> **What to do**: Identify all lines of the data containing the string "with" and copy them.
[START]
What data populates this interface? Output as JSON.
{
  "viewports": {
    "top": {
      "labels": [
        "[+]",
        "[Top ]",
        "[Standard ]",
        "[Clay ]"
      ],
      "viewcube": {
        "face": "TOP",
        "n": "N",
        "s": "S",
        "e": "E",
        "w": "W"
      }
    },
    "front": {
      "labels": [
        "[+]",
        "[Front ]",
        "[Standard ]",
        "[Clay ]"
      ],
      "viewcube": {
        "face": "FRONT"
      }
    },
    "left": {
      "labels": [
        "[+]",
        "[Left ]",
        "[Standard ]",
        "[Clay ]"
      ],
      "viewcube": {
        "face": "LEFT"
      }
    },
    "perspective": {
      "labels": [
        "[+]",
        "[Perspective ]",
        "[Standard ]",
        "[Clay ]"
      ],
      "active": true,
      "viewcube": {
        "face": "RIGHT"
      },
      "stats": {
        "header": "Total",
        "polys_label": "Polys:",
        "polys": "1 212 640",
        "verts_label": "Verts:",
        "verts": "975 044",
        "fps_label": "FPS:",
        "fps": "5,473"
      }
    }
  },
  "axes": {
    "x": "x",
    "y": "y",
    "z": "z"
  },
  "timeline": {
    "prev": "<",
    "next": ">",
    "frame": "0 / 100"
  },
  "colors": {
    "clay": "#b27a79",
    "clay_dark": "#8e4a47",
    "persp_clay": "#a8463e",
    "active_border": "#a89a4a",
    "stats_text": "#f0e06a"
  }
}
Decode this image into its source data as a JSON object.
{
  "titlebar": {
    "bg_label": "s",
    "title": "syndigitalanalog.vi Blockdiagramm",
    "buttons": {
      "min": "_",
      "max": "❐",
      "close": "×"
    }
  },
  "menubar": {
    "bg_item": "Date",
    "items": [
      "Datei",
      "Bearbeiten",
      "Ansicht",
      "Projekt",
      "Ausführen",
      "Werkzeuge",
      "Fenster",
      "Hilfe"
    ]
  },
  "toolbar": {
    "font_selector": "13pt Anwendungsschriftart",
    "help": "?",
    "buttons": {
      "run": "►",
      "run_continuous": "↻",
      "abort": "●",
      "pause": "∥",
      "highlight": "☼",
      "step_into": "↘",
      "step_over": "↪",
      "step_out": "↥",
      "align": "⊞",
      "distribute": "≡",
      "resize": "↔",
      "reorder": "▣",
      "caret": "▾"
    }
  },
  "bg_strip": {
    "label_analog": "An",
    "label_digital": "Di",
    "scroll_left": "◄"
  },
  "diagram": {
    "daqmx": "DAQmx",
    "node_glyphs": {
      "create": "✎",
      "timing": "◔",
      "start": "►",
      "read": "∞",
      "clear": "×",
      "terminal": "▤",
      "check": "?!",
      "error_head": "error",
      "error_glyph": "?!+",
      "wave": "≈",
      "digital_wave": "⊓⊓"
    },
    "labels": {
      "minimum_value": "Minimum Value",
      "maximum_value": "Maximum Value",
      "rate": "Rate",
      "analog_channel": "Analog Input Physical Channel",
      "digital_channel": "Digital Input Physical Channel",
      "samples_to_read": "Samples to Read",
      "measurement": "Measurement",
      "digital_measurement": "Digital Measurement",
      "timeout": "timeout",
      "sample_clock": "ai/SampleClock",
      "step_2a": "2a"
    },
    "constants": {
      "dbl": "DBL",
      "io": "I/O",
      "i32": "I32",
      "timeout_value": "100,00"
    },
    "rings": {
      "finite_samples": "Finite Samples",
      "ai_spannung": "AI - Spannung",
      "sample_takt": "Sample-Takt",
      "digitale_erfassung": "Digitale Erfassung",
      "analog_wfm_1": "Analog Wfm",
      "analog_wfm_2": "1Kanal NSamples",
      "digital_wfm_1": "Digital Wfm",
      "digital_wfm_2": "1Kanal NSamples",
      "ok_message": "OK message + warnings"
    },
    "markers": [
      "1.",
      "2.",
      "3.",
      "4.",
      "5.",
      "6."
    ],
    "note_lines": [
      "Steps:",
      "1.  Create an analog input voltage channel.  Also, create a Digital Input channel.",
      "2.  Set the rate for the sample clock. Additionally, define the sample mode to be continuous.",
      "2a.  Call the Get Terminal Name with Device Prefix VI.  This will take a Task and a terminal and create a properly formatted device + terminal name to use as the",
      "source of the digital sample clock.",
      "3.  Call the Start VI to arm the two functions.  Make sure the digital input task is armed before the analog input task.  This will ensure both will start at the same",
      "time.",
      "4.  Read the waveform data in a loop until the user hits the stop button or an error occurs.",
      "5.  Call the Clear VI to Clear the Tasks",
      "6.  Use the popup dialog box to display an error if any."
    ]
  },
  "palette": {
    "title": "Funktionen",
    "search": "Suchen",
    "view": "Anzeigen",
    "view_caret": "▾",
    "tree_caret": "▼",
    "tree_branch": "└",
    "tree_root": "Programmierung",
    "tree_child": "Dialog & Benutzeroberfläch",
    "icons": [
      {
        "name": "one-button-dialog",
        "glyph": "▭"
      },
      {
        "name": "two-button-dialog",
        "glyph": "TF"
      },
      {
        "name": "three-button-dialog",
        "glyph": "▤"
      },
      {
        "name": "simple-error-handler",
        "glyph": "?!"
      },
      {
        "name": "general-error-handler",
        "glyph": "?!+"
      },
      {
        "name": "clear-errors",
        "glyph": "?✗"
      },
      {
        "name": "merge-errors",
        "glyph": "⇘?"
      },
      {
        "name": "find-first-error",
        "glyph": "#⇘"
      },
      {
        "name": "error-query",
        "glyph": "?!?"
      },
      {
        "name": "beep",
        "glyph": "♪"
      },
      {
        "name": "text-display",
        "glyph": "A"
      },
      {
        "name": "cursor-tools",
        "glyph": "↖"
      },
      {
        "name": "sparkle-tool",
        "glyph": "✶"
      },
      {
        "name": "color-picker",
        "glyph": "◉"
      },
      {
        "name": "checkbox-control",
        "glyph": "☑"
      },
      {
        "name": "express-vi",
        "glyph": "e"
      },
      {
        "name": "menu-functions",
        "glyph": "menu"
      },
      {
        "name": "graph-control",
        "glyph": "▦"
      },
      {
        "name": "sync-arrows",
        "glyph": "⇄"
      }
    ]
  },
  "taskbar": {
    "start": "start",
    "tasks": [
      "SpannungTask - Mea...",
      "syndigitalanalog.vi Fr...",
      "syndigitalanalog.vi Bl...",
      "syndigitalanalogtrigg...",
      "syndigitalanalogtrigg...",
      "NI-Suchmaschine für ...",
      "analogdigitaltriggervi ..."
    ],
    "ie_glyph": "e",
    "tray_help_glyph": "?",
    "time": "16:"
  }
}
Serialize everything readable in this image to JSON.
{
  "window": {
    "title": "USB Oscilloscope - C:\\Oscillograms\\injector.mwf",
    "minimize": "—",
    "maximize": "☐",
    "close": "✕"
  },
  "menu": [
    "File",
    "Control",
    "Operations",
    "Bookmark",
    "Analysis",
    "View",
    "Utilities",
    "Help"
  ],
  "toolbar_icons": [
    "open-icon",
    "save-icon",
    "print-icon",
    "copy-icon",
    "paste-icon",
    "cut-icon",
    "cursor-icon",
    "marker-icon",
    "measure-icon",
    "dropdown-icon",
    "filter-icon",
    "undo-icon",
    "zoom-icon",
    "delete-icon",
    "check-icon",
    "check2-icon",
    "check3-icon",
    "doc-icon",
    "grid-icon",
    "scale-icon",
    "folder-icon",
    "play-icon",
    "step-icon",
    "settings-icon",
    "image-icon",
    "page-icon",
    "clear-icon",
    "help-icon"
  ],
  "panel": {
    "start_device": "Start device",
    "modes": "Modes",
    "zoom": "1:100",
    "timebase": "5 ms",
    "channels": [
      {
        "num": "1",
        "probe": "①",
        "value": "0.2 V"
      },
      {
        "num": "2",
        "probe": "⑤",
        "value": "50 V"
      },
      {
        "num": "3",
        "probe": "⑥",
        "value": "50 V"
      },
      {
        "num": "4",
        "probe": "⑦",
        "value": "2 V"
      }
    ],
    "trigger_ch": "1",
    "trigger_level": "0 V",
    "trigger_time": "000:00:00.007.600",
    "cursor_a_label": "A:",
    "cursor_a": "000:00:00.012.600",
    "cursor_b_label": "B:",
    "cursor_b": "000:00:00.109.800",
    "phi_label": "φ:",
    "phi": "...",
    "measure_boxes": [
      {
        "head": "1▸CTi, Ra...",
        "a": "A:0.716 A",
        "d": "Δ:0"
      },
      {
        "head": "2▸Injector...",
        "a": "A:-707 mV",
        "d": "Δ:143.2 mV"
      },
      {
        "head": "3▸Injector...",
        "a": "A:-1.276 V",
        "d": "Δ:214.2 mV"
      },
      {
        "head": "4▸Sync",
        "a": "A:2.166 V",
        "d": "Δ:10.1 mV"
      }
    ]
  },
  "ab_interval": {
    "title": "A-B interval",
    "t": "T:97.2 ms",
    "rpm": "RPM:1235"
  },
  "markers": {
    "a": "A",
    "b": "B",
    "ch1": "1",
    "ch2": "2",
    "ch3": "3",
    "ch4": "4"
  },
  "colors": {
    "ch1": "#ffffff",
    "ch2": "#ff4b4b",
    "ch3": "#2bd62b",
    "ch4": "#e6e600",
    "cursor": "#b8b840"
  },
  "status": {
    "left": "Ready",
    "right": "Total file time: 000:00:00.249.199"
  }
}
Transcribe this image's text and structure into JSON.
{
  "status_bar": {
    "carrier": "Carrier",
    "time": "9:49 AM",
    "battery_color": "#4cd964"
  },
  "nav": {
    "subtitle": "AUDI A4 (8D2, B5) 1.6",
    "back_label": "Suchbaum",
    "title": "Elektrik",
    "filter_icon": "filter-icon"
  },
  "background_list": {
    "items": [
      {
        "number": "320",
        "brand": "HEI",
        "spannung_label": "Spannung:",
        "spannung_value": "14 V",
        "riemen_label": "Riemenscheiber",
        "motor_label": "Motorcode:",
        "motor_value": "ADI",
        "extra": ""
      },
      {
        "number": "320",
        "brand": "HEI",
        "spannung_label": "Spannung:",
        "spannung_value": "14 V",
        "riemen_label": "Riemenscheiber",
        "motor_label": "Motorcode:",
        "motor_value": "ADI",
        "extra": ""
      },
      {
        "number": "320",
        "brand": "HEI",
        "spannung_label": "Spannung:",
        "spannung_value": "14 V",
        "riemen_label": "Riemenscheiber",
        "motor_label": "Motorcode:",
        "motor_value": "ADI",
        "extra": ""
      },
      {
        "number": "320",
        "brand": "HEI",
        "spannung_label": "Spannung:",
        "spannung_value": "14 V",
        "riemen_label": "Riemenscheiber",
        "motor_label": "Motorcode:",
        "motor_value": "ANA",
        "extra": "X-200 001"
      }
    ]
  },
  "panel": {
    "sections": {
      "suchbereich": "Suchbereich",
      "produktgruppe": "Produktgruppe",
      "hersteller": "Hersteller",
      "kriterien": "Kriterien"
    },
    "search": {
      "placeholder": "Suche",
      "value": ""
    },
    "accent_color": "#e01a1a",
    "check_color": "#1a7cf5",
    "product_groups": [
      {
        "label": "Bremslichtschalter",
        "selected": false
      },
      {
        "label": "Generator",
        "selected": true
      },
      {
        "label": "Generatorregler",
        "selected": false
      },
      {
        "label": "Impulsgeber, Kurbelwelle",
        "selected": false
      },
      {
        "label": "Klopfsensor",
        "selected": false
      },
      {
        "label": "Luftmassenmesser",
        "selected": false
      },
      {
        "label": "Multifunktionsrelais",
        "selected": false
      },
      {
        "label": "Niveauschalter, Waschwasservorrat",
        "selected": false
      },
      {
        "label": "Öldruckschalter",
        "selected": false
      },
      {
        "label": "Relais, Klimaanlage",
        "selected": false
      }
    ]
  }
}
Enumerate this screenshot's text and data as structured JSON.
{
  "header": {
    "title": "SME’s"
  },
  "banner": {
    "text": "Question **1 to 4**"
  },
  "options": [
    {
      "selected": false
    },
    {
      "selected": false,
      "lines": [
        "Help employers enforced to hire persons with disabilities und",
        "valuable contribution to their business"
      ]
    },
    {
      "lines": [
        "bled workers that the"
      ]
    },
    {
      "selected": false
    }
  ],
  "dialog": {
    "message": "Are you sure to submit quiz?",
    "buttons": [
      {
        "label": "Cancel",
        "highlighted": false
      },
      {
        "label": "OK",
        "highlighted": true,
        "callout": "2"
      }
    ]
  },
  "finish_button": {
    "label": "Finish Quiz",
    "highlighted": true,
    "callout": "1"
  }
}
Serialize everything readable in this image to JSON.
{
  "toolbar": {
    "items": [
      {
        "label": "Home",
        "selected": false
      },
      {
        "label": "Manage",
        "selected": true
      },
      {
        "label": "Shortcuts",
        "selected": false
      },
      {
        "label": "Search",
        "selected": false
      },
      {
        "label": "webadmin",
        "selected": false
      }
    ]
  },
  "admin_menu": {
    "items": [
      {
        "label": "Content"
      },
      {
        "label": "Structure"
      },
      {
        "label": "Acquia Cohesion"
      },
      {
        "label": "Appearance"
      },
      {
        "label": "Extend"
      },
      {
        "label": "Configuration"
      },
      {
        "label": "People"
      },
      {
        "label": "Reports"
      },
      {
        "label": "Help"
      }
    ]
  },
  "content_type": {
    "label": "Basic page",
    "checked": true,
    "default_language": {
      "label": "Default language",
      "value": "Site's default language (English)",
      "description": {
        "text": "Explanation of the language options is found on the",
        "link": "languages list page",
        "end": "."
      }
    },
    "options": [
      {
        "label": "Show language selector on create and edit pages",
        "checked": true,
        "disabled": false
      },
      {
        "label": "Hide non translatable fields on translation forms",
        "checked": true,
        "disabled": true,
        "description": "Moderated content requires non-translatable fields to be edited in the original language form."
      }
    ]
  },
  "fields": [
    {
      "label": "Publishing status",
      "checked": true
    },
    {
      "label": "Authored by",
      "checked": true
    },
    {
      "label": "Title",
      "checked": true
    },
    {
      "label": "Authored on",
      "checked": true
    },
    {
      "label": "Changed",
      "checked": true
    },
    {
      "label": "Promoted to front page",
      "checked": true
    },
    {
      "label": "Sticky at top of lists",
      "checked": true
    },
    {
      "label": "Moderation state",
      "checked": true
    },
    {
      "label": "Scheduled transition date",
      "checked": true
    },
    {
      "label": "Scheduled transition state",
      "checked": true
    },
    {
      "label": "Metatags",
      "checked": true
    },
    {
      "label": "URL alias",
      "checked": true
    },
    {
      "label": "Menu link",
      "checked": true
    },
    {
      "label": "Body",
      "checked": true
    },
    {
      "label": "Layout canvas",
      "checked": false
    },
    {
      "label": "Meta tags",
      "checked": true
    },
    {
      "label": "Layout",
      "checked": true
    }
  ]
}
[END]
> **Solution to this exercise**:
      "2a.  Call the Get Terminal Name with Device Prefix VI.  This will take a Task and a terminal and create a properly formatted device + terminal name to use as the",
        "Help employers enforced to hire persons with disabilities und",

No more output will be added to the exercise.